Source data:
▬▬▬▬▬▬

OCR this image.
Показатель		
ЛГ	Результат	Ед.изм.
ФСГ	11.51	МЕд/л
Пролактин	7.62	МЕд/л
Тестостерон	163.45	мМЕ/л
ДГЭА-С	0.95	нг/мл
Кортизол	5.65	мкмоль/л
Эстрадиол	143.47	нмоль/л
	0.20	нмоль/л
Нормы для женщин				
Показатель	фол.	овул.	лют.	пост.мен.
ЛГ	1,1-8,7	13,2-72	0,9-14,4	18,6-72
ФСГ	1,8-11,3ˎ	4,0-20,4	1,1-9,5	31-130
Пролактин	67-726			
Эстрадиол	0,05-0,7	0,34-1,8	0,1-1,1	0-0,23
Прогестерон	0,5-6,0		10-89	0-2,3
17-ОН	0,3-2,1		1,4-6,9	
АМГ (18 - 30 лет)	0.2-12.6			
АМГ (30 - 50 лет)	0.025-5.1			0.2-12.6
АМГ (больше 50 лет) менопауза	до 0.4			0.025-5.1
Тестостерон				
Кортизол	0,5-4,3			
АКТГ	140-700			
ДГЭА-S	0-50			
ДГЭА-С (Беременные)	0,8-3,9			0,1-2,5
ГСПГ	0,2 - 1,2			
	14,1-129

▬▬▬▬▬▬

Directive:
Each line above that includes "Эстрадиол" should be shown.

Response below:
Эстрадиол	143.47	нмоль/л
Эстрадиол	0,05-0,7	0,34-1,8	0,1-1,1	0-0,23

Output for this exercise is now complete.